### Data section

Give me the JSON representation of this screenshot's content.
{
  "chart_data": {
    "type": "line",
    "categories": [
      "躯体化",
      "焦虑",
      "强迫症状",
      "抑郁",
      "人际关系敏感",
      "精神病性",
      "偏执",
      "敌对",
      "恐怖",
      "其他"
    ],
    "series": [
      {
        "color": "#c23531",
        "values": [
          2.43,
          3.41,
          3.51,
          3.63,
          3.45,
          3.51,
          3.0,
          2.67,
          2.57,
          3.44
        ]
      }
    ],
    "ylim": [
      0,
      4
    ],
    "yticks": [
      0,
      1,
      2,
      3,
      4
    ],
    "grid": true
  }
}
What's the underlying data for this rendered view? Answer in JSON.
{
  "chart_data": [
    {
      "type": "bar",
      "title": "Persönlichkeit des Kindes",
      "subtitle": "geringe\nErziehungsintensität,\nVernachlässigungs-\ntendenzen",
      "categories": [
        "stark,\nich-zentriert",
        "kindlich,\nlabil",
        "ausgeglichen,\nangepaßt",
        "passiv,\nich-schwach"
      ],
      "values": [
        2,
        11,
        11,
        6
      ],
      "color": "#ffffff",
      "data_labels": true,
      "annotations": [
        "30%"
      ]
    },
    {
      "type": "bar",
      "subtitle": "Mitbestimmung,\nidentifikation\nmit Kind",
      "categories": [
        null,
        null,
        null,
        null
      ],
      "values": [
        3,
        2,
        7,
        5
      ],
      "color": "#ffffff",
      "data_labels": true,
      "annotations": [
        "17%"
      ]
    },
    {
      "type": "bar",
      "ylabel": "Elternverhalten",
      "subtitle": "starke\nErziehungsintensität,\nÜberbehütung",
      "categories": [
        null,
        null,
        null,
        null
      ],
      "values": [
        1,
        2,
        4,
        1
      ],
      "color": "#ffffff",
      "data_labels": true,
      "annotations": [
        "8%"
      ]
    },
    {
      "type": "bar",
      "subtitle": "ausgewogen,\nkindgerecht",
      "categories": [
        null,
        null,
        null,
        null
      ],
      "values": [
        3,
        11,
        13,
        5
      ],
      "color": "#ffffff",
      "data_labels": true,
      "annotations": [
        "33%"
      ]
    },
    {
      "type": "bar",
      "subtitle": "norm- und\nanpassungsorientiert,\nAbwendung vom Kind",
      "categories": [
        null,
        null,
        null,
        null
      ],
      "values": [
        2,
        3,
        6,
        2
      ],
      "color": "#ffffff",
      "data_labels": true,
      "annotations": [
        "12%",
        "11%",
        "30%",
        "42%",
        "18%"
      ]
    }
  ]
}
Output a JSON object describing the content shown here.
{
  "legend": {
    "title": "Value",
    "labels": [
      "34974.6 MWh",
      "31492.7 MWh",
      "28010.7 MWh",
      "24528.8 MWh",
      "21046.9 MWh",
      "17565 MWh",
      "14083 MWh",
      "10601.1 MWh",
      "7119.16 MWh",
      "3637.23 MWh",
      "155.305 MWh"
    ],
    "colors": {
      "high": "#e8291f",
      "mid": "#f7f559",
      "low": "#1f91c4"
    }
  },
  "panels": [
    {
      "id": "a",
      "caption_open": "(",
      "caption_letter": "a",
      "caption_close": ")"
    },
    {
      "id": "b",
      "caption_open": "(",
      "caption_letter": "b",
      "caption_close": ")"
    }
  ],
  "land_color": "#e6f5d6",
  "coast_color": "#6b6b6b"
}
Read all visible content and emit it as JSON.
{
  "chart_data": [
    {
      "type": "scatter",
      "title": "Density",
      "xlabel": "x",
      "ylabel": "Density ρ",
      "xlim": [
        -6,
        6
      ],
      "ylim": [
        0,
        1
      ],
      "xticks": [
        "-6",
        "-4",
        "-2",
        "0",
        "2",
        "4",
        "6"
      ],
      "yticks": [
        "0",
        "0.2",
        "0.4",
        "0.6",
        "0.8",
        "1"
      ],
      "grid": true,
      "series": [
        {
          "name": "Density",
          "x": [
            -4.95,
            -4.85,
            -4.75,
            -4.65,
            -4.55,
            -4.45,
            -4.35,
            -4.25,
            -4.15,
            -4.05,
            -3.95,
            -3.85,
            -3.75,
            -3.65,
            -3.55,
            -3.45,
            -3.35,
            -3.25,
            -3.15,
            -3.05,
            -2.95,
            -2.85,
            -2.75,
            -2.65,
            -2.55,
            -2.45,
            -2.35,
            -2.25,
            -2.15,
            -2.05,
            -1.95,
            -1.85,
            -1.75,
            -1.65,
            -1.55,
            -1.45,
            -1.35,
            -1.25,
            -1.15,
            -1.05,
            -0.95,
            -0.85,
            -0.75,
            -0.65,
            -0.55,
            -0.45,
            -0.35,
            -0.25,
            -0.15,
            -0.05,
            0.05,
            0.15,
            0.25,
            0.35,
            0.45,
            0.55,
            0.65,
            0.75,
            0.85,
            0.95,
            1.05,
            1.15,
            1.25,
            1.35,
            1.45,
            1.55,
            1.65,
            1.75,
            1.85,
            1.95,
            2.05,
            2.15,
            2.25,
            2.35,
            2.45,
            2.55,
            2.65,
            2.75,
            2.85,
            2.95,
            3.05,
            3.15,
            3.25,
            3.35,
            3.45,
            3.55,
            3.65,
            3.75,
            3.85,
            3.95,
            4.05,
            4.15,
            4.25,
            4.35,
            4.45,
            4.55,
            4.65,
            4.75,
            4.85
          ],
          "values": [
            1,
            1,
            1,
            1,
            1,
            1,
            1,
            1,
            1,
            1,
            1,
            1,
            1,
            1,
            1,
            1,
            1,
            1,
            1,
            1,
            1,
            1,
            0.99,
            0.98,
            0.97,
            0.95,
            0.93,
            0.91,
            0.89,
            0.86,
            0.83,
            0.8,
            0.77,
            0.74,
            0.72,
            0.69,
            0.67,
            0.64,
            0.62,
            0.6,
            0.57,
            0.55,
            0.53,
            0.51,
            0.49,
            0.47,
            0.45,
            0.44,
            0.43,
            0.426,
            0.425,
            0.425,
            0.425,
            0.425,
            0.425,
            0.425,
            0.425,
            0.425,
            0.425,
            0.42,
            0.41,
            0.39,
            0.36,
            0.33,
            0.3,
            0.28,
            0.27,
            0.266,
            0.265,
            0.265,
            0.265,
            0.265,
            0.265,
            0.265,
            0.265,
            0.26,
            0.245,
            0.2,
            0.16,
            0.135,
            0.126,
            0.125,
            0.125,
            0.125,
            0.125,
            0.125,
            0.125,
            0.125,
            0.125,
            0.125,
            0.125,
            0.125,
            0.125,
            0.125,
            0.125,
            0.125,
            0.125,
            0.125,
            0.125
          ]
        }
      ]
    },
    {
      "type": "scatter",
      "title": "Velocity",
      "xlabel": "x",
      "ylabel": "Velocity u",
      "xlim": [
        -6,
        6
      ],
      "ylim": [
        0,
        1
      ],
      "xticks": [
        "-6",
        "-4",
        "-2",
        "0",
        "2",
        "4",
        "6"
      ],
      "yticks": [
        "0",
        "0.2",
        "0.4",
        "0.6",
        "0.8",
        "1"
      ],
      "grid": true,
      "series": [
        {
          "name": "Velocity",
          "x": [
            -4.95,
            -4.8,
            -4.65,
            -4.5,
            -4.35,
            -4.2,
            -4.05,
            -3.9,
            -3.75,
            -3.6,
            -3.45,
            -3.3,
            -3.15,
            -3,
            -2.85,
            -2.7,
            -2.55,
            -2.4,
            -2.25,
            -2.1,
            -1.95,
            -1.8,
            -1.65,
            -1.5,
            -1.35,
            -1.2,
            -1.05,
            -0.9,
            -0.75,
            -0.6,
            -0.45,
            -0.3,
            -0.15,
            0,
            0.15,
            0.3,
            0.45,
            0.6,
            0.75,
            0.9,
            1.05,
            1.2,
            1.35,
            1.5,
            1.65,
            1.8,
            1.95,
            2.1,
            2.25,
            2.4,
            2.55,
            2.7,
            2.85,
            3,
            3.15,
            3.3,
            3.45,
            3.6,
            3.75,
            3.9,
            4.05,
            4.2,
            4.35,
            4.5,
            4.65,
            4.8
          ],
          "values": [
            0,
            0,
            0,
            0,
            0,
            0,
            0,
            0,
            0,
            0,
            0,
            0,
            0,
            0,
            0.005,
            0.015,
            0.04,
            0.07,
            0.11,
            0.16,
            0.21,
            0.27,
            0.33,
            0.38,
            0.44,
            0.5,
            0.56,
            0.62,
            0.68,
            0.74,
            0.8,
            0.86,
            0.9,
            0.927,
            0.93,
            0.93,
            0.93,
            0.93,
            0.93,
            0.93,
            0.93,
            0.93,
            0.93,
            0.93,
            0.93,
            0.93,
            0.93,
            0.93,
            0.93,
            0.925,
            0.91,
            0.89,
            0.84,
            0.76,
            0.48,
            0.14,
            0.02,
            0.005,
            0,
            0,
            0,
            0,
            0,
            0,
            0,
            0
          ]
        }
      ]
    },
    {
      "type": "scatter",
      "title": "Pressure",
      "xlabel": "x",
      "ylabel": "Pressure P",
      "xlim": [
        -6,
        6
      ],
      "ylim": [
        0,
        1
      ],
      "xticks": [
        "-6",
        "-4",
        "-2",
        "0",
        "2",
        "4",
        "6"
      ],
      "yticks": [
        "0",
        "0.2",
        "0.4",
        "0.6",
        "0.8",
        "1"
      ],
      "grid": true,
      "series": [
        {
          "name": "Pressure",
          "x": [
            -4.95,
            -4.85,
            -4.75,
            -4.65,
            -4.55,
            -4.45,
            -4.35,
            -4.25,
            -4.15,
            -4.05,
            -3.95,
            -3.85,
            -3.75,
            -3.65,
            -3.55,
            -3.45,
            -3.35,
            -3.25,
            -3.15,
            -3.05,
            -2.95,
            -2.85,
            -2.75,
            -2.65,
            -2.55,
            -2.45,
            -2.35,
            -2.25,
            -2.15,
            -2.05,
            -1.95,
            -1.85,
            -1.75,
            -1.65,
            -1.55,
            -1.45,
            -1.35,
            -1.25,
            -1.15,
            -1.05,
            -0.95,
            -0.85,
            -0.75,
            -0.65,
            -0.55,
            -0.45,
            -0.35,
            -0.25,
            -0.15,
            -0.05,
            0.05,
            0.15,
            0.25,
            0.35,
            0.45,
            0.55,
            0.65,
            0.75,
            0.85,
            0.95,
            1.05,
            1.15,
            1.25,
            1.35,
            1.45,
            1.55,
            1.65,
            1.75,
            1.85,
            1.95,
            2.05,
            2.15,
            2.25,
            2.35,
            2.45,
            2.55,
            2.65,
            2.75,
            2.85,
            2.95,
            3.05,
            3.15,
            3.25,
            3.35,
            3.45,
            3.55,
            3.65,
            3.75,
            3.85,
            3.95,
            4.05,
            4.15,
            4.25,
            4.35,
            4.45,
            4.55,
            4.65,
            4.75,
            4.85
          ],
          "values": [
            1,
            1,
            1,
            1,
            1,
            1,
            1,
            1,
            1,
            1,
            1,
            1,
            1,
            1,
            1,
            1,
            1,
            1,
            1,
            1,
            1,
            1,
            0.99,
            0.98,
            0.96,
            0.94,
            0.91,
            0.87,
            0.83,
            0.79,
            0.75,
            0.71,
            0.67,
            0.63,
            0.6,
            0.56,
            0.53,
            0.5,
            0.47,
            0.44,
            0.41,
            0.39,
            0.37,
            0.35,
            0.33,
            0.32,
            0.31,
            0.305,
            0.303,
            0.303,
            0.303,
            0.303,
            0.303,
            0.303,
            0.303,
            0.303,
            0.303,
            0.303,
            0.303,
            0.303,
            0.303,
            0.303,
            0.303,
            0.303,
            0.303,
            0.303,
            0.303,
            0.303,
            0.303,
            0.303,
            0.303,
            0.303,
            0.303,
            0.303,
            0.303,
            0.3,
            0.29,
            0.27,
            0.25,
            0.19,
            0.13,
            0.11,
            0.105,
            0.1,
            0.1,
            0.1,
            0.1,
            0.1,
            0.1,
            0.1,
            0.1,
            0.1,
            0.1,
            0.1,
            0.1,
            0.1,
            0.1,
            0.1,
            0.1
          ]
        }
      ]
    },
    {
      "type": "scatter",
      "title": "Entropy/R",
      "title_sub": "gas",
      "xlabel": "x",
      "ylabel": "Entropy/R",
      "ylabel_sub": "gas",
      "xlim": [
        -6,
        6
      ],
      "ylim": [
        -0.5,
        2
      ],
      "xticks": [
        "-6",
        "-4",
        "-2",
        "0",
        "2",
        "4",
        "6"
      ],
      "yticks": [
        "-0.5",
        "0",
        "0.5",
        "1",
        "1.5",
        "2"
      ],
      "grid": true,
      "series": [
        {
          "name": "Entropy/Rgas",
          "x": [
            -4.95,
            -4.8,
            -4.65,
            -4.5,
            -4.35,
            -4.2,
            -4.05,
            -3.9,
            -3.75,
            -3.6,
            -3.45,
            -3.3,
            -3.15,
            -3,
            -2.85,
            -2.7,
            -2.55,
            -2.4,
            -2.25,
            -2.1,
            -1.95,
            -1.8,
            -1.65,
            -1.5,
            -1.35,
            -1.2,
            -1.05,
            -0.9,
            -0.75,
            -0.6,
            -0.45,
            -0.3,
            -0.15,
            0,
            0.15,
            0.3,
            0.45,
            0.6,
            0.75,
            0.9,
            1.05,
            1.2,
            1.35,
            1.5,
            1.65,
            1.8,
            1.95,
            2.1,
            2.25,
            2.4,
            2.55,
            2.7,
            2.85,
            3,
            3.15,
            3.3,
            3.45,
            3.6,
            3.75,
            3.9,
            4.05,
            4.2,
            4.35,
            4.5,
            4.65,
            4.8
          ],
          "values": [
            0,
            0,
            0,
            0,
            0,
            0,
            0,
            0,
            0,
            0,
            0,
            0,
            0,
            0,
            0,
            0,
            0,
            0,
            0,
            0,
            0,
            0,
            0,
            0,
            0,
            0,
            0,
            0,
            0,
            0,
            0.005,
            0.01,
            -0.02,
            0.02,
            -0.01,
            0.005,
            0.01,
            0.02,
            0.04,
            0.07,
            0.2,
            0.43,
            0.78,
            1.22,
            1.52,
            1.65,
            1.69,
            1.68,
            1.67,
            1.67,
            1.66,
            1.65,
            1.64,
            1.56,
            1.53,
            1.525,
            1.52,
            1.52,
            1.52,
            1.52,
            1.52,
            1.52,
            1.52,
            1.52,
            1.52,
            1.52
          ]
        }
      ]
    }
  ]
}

######

- Work to complete
Show the lines of the material that contain the word "nich".

- Solution to this task
        "stark,\nich-zentriert",
        "passiv,\nich-schwach"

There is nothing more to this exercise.